Directions >>
1. According to the article on Sherry Rehman's remarks, what subjects do the five US-Pakistan working groups cover? List every one.
2. Can you restate the stretch of the article on Sherry Rehman's remarks from "She said in" through "the US Congress.", substituting "sphere of influence" for "strategic backyard"?

Reading passage >>
-- BEGIN --
April 12, 2013 12:38 IST

Contrary to the contention of leading policy wonks in the United States and Pakistan and intelligence officials, Pakistan’s Ambassador to the US Sherry Rehman has asserted that the democratic civilian government led by the Asif Ali Zardari government, not the military, calls the shots in her country.

As per the orders of President Zardari, Rehman claimed that Pakistan has dumped its use of Afghanistan as a strategic backyard, vis-a-vis India.
 
In an interaction that followed her remarks to the Atlantic Council in Washington, DC on Rebuilding US-Pakistan relations, when Rehman was asked to address the perception that the military in Pakistan calls the shots despite the Zardari government having survived almost a full term, she facetiously asked the questioner, “Whose military, yours or ours?”
 
On a more serious note, she said, “We have stakeholdered the military in our policy equations with the United States. That has been President Zardari’s specific endeavour and we look forward to a future where this doubt is not constantly expressed.”
 
Rehman lectured the questioner, “You have to move on and look at the results on the ground. The military is now working with us on this policy shift very clearly. We have reached out to Afghanistan across the board. So maybe you need to be in the region, maybe you need to visit Pakistan to see the challenges we are facing.”
 
She said in Afghanistan, “Pakistan’s road-map is very clear. We will support all roadmaps to reconciliation and negotiated settlement.”
 
“But what we will not do is play favorites in Afghanistan in any way that suggests that Afghanistan is our strategic backyard,” Rehman said, and reiterated, “This is not the new Pakistan and we are making that very clear by our actions and walking the walk.”
 
US-Pakistan relations, according to her, are now once again hunky dory thanks largely to her efforts to infuse a sense of “strategic sympathy” for Pakistan in the eyes of the Obama administration and the US Congress.
 
Rehman said, “Pakistan and the United States are now in a position where they can sit down and say, how do we build a future for South Asia that is pivoted on the vision that our President has been very diligently pursuing, which is that we build stakes, constituencies, equities for peace and stability in all of South and Central Asia.”
 
She declared, “The good news is that the bilateral relationship is back to a sober and stable and, even I would say, an upward trajectory.”
 
“I don’t hesitate to say that because again, it is not in the news that we have had five working groups working together on different subjects -- energy, nuclear security, law and order, counterterrorism, economy. Many other meetings continue to take place as we rebuild our relationship,” she said.
 
Rehman said, “We hope that the current regional instability can become an opportunity for our two great nations to act together as a stabilising force.”
-- END --
Dataset excerpts >>
-- BEGIN --
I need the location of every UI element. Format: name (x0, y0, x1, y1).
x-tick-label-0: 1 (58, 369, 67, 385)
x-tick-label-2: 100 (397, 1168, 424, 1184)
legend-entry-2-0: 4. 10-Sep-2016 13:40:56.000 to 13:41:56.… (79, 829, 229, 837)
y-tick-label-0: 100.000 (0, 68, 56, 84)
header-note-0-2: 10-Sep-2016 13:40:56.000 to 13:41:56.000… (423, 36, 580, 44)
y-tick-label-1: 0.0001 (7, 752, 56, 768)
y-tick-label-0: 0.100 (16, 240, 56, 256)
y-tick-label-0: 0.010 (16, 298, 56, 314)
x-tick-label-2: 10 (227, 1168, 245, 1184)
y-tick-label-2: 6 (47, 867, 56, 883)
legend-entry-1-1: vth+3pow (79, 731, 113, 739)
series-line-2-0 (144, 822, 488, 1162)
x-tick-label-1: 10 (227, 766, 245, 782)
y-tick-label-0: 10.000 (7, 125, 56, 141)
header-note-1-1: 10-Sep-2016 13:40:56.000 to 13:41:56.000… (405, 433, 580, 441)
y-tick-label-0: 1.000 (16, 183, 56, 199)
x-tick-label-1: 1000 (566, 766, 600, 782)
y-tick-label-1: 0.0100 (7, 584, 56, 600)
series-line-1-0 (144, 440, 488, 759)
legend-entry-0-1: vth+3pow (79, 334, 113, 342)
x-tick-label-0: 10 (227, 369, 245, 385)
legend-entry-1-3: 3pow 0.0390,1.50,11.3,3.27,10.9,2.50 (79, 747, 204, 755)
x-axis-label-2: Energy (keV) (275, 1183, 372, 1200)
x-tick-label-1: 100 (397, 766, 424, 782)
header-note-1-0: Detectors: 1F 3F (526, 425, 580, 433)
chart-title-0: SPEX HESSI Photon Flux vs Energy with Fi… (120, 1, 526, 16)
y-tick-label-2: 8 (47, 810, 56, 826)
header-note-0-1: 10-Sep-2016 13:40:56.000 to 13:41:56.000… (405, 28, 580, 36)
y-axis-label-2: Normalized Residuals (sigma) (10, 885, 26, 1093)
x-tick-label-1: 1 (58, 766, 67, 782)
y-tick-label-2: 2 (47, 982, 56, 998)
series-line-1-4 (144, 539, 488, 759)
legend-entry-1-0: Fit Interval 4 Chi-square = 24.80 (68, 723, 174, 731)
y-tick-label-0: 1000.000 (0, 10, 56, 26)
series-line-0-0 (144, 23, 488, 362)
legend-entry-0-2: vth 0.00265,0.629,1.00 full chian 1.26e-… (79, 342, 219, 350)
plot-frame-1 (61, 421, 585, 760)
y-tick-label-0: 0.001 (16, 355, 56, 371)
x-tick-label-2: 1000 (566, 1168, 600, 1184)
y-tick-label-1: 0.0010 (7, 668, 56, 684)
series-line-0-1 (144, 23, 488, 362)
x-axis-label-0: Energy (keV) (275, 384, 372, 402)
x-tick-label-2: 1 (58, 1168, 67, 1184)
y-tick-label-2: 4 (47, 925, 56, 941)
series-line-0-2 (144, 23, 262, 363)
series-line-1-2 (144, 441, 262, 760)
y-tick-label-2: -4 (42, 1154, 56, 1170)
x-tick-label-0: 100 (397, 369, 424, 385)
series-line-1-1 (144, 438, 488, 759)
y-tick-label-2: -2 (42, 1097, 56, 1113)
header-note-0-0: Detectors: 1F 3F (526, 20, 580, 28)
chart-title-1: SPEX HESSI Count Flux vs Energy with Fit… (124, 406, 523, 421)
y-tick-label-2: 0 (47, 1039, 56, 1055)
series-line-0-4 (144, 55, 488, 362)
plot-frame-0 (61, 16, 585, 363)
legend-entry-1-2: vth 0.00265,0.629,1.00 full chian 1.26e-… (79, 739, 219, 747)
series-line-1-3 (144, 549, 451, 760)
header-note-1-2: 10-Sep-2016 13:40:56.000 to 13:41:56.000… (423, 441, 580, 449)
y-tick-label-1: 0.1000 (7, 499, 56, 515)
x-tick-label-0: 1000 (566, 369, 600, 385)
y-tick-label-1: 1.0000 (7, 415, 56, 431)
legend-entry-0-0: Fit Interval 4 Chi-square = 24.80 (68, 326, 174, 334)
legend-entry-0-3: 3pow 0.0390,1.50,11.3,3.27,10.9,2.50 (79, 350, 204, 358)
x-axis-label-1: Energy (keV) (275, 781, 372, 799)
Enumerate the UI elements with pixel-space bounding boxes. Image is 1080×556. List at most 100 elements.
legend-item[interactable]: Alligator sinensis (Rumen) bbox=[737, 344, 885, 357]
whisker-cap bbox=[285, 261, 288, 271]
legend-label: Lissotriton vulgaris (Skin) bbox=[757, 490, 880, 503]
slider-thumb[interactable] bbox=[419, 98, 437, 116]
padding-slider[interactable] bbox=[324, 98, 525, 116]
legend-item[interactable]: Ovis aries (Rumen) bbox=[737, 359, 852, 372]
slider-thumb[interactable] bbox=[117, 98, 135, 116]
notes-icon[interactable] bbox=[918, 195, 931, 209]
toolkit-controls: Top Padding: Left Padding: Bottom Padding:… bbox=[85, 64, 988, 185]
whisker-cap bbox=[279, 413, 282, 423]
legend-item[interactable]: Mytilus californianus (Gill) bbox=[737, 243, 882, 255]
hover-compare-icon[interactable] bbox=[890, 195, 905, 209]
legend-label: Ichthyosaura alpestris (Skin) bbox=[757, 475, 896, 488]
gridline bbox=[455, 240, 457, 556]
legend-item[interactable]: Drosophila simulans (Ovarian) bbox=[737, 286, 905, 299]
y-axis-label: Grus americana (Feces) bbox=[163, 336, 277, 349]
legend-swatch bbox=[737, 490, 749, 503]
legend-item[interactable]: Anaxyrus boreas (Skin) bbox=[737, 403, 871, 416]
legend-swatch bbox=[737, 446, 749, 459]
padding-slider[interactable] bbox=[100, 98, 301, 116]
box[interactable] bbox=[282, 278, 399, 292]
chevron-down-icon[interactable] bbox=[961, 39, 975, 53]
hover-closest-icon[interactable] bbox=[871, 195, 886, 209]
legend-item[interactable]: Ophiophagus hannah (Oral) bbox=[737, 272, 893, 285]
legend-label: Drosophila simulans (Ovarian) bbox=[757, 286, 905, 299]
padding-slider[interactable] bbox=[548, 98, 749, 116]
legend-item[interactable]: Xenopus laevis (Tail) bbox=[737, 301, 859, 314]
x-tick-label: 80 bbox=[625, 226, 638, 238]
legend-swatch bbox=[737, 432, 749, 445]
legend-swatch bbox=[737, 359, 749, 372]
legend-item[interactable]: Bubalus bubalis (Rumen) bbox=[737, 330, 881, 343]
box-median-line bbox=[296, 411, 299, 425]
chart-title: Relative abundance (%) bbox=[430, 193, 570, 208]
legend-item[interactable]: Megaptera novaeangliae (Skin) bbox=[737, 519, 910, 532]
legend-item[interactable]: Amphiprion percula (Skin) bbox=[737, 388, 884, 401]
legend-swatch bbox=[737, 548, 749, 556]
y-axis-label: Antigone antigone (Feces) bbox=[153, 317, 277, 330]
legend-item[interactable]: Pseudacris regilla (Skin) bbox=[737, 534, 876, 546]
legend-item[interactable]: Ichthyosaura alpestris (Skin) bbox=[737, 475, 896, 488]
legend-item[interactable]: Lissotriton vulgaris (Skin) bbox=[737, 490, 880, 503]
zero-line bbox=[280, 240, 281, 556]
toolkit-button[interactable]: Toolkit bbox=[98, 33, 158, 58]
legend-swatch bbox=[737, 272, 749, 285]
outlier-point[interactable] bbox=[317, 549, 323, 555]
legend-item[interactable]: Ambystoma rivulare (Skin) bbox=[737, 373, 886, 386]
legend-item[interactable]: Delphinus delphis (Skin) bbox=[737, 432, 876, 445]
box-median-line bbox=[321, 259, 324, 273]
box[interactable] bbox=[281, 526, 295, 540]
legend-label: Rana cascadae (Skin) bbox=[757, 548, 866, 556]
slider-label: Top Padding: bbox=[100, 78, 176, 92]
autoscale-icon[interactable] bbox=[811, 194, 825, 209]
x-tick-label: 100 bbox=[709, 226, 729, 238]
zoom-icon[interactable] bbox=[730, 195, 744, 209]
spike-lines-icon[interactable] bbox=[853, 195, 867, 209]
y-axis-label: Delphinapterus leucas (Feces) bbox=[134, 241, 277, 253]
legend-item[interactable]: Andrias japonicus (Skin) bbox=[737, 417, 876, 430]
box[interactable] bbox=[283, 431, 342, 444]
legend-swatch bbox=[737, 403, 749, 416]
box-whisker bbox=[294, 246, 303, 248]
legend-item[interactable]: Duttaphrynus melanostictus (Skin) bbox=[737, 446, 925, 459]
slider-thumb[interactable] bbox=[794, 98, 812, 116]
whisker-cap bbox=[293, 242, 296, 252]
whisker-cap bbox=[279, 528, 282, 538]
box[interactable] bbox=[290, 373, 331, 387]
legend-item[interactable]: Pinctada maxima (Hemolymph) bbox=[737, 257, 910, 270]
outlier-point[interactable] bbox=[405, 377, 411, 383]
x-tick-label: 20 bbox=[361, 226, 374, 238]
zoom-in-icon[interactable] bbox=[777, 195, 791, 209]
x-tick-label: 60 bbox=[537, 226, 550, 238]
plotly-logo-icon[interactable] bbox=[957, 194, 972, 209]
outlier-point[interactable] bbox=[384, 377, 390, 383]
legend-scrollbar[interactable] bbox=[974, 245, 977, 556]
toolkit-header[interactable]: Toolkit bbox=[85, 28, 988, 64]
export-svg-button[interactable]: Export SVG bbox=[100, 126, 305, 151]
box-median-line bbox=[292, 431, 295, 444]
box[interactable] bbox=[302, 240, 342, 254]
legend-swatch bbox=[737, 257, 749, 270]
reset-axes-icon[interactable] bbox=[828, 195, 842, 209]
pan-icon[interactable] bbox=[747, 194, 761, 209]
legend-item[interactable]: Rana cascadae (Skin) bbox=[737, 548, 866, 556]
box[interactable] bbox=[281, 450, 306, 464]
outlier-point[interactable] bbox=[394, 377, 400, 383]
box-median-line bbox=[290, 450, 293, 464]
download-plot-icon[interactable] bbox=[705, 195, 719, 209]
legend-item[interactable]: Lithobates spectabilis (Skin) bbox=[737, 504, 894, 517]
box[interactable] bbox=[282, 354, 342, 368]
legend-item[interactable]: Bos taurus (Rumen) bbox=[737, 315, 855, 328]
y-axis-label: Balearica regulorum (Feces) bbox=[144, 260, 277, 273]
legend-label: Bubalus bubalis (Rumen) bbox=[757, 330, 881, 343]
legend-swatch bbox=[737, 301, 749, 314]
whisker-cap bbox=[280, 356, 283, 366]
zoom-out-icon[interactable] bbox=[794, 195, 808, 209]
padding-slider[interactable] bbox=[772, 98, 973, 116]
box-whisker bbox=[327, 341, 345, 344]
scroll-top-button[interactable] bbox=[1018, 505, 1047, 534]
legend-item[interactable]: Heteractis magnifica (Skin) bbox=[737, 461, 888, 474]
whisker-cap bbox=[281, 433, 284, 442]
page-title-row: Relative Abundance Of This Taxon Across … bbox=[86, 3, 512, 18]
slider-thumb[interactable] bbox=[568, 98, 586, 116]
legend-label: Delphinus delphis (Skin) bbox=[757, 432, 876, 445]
-- END --
The responses >>
1.
- Energy
- Nuclear security
- Law and order
- Counterterrorism
- Economy

2.
She said in Afghanistan, “Pakistan’s road-map is very clear. We will support all roadmaps to reconciliation and negotiated settlement.”
 
“But what we will not do is play favorites in Afghanistan in any way that suggests that Afghanistan is our sphere of influence,” Rehman said, and reiterated, “This is not the new Pakistan and we are making that very clear by our actions and walking the walk.”
 
US-Pakistan relations, according to her, are now once again hunky dory thanks largely to her efforts to infuse a sense of “strategic sympathy” for Pakistan in the eyes of the Obama administration and the US Congress.